# START OF SUPPLIED RECORDS

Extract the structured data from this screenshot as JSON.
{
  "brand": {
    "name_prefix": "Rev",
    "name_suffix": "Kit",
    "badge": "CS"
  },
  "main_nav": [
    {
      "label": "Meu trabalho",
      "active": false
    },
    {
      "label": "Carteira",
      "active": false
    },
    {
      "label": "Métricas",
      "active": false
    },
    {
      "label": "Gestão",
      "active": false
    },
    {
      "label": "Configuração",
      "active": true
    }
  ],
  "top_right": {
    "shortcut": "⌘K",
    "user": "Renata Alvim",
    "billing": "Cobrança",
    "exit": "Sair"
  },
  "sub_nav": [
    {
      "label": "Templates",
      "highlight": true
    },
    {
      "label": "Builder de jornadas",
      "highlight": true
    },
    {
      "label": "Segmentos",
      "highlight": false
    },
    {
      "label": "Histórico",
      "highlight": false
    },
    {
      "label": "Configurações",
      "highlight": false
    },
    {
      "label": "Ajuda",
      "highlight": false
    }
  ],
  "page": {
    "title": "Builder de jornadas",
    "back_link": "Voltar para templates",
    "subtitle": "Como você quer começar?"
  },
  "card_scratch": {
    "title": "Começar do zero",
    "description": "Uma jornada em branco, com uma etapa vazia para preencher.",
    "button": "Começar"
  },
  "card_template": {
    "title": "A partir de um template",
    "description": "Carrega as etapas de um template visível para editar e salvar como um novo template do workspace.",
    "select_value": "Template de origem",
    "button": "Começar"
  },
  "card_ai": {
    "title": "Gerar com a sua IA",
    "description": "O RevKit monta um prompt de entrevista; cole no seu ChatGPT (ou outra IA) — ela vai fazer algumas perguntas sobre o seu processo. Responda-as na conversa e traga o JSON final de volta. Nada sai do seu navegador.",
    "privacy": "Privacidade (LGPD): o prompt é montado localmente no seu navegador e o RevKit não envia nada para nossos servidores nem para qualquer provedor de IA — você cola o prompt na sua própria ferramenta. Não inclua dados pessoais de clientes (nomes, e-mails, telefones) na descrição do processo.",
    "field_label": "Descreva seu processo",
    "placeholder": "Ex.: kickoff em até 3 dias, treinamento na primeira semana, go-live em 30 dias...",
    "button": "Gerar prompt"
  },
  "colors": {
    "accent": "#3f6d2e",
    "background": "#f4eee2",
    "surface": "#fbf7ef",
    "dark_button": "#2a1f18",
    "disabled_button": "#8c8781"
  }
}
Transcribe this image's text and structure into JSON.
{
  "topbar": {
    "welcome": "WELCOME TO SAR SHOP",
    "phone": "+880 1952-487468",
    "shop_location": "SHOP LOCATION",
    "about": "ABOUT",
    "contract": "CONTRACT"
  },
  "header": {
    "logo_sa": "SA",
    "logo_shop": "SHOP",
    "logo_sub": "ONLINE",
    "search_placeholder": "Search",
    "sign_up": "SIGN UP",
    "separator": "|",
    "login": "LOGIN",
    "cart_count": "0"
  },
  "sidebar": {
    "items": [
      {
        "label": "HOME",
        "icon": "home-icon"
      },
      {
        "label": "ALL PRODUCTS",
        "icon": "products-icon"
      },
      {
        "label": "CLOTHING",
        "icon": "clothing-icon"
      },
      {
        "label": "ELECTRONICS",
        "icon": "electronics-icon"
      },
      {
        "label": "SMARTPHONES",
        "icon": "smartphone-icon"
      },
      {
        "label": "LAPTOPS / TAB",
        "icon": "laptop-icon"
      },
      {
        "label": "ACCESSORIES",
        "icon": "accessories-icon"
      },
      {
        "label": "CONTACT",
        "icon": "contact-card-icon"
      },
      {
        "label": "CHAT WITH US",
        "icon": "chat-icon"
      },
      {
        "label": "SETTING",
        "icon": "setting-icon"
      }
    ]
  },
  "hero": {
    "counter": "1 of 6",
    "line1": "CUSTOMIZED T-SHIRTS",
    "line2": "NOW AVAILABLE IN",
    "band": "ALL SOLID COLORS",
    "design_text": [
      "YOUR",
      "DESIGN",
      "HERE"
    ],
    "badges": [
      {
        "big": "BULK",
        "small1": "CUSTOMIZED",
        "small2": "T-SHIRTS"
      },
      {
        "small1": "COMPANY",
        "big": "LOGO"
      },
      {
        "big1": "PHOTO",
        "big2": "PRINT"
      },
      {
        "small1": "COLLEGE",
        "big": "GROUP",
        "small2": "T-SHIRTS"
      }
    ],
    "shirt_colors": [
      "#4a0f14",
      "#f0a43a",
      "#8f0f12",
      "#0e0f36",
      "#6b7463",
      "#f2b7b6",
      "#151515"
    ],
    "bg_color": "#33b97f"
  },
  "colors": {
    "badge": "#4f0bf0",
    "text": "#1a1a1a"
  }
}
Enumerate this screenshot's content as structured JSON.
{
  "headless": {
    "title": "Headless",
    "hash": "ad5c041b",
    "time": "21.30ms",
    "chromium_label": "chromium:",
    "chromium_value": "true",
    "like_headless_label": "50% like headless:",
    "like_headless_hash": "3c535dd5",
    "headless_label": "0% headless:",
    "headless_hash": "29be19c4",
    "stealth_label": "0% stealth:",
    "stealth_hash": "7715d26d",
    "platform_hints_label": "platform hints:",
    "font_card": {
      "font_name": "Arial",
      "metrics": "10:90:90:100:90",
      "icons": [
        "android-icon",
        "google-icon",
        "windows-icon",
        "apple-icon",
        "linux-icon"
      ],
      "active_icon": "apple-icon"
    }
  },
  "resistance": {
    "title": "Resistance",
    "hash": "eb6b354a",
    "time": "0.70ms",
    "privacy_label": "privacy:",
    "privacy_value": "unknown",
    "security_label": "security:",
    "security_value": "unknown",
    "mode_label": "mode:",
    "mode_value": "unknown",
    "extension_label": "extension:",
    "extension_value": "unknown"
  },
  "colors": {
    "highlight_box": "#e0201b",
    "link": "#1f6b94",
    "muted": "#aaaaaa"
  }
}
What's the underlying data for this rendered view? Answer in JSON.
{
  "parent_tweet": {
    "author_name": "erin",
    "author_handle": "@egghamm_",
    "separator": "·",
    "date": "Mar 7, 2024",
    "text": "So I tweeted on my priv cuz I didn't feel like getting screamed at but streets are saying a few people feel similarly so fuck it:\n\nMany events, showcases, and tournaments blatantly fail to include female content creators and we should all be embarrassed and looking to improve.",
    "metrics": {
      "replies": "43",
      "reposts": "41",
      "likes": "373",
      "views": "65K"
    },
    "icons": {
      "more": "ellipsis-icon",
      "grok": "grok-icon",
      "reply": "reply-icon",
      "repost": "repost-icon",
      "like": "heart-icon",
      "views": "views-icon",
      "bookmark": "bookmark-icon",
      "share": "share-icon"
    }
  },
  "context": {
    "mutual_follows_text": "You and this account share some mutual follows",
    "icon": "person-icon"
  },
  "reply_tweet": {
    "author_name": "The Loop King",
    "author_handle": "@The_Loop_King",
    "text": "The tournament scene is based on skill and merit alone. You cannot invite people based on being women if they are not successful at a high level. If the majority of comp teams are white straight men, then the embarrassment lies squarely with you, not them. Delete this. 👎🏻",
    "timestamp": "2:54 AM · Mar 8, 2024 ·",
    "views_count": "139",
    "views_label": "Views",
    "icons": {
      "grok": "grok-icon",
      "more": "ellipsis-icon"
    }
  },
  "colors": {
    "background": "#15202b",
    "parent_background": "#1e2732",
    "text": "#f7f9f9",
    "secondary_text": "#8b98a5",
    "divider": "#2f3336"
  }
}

# END OF SUPPLIED RECORDS

- [WHAT THE TASK ASKS] Repeat every line of the material exactly as given.

- [COMPLETE RESPONSE]
Extract the structured data from this screenshot as JSON.
{
  "brand": {
    "name_prefix": "Rev",
    "name_suffix": "Kit",
    "badge": "CS"
  },
  "main_nav": [
    {
      "label": "Meu trabalho",
      "active": false
    },
    {
      "label": "Carteira",
      "active": false
    },
    {
      "label": "Métricas",
      "active": false
    },
    {
      "label": "Gestão",
      "active": false
    },
    {
      "label": "Configuração",
      "active": true
    }
  ],
  "top_right": {
    "shortcut": "⌘K",
    "user": "Renata Alvim",
    "billing": "Cobrança",
    "exit": "Sair"
  },
  "sub_nav": [
    {
      "label": "Templates",
      "highlight": true
    },
    {
      "label": "Builder de jornadas",
      "highlight": true
    },
    {
      "label": "Segmentos",
      "highlight": false
    },
    {
      "label": "Histórico",
      "highlight": false
    },
    {
      "label": "Configurações",
      "highlight": false
    },
    {
      "label": "Ajuda",
      "highlight": false
    }
  ],
  "page": {
    "title": "Builder de jornadas",
    "back_link": "Voltar para templates",
    "subtitle": "Como você quer começar?"
  },
  "card_scratch": {
    "title": "Começar do zero",
    "description": "Uma jornada em branco, com uma etapa vazia para preencher.",
    "button": "Começar"
  },
  "card_template": {
    "title": "A partir de um template",
    "description": "Carrega as etapas de um template visível para editar e salvar como um novo template do workspace.",
    "select_value": "Template de origem",
    "button": "Começar"
  },
  "card_ai": {
    "title": "Gerar com a sua IA",
    "description": "O RevKit monta um prompt de entrevista; cole no seu ChatGPT (ou outra IA) — ela vai fazer algumas perguntas sobre o seu processo. Responda-as na conversa e traga o JSON final de volta. Nada sai do seu navegador.",
    "privacy": "Privacidade (LGPD): o prompt é montado localmente no seu navegador e o RevKit não envia nada para nossos servidores nem para qualquer provedor de IA — você cola o prompt na sua própria ferramenta. Não inclua dados pessoais de clientes (nomes, e-mails, telefones) na descrição do processo.",
    "field_label": "Descreva seu processo",
    "placeholder": "Ex.: kickoff em até 3 dias, treinamento na primeira semana, go-live em 30 dias...",
    "button": "Gerar prompt"
  },
  "colors": {
    "accent": "#3f6d2e",
    "background": "#f4eee2",
    "surface": "#fbf7ef",
    "dark_button": "#2a1f18",
    "disabled_button": "#8c8781"
  }
}
Transcribe this image's text and structure into JSON.
{
  "topbar": {
    "welcome": "WELCOME TO SAR SHOP",
    "phone": "+880 1952-487468",
    "shop_location": "SHOP LOCATION",
    "about": "ABOUT",
    "contract": "CONTRACT"
  },
  "header": {
    "logo_sa": "SA",
    "logo_shop": "SHOP",
    "logo_sub": "ONLINE",
    "search_placeholder": "Search",
    "sign_up": "SIGN UP",
    "separator": "|",
    "login": "LOGIN",
    "cart_count": "0"
  },
  "sidebar": {
    "items": [
      {
        "label": "HOME",
        "icon": "home-icon"
      },
      {
        "label": "ALL PRODUCTS",
        "icon": "products-icon"
      },
      {
        "label": "CLOTHING",
        "icon": "clothing-icon"
      },
      {
        "label": "ELECTRONICS",
        "icon": "electronics-icon"
      },
      {
        "label": "SMARTPHONES",
        "icon": "smartphone-icon"
      },
      {
        "label": "LAPTOPS / TAB",
        "icon": "laptop-icon"
      },
      {
        "label": "ACCESSORIES",
        "icon": "accessories-icon"
      },
      {
        "label": "CONTACT",
        "icon": "contact-card-icon"
      },
      {
        "label": "CHAT WITH US",
        "icon": "chat-icon"
      },
      {
        "label": "SETTING",
        "icon": "setting-icon"
      }
    ]
  },
  "hero": {
    "counter": "1 of 6",
    "line1": "CUSTOMIZED T-SHIRTS",
    "line2": "NOW AVAILABLE IN",
    "band": "ALL SOLID COLORS",
    "design_text": [
      "YOUR",
      "DESIGN",
      "HERE"
    ],
    "badges": [
      {
        "big": "BULK",
        "small1": "CUSTOMIZED",
        "small2": "T-SHIRTS"
      },
      {
        "small1": "COMPANY",
        "big": "LOGO"
      },
      {
        "big1": "PHOTO",
        "big2": "PRINT"
      },
      {
        "small1": "COLLEGE",
        "big": "GROUP",
        "small2": "T-SHIRTS"
      }
    ],
    "shirt_colors": [
      "#4a0f14",
      "#f0a43a",
      "#8f0f12",
      "#0e0f36",
      "#6b7463",
      "#f2b7b6",
      "#151515"
    ],
    "bg_color": "#33b97f"
  },
  "colors": {
    "badge": "#4f0bf0",
    "text": "#1a1a1a"
  }
}
Enumerate this screenshot's content as structured JSON.
{
  "headless": {
    "title": "Headless",
    "hash": "ad5c041b",
    "time": "21.30ms",
    "chromium_label": "chromium:",
    "chromium_value": "true",
    "like_headless_label": "50% like headless:",
    "like_headless_hash": "3c535dd5",
    "headless_label": "0% headless:",
    "headless_hash": "29be19c4",
    "stealth_label": "0% stealth:",
    "stealth_hash": "7715d26d",
    "platform_hints_label": "platform hints:",
    "font_card": {
      "font_name": "Arial",
      "metrics": "10:90:90:100:90",
      "icons": [
        "android-icon",
        "google-icon",
        "windows-icon",
        "apple-icon",
        "linux-icon"
      ],
      "active_icon": "apple-icon"
    }
  },
  "resistance": {
    "title": "Resistance",
    "hash": "eb6b354a",
    "time": "0.70ms",
    "privacy_label": "privacy:",
    "privacy_value": "unknown",
    "security_label": "security:",
    "security_value": "unknown",
    "mode_label": "mode:",
    "mode_value": "unknown",
    "extension_label": "extension:",
    "extension_value": "unknown"
  },
  "colors": {
    "highlight_box": "#e0201b",
    "link": "#1f6b94",
    "muted": "#aaaaaa"
  }
}
What's the underlying data for this rendered view? Answer in JSON.
{
  "parent_tweet": {
    "author_name": "erin",
    "author_handle": "@egghamm_",
    "separator": "·",
    "date": "Mar 7, 2024",
    "text": "So I tweeted on my priv cuz I didn't feel like getting screamed at but streets are saying a few people feel similarly so fuck it:\n\nMany events, showcases, and tournaments blatantly fail to include female content creators and we should all be embarrassed and looking to improve.",
    "metrics": {
      "replies": "43",
      "reposts": "41",
      "likes": "373",
      "views": "65K"
    },
    "icons": {
      "more": "ellipsis-icon",
      "grok": "grok-icon",
      "reply": "reply-icon",
      "repost": "repost-icon",
      "like": "heart-icon",
      "views": "views-icon",
      "bookmark": "bookmark-icon",
      "share": "share-icon"
    }
  },
  "context": {
    "mutual_follows_text": "You and this account share some mutual follows",
    "icon": "person-icon"
  },
  "reply_tweet": {
    "author_name": "The Loop King",
    "author_handle": "@The_Loop_King",
    "text": "The tournament scene is based on skill and merit alone. You cannot invite people based on being women if they are not successful at a high level. If the majority of comp teams are white straight men, then the embarrassment lies squarely with you, not them. Delete this. 👎🏻",
    "timestamp": "2:54 AM · Mar 8, 2024 ·",
    "views_count": "139",
    "views_label": "Views",
    "icons": {
      "grok": "grok-icon",
      "more": "ellipsis-icon"
    }
  },
  "colors": {
    "background": "#15202b",
    "parent_background": "#1e2732",
    "text": "#f7f9f9",
    "secondary_text": "#8b98a5",
    "divider": "#2f3336"
  }
}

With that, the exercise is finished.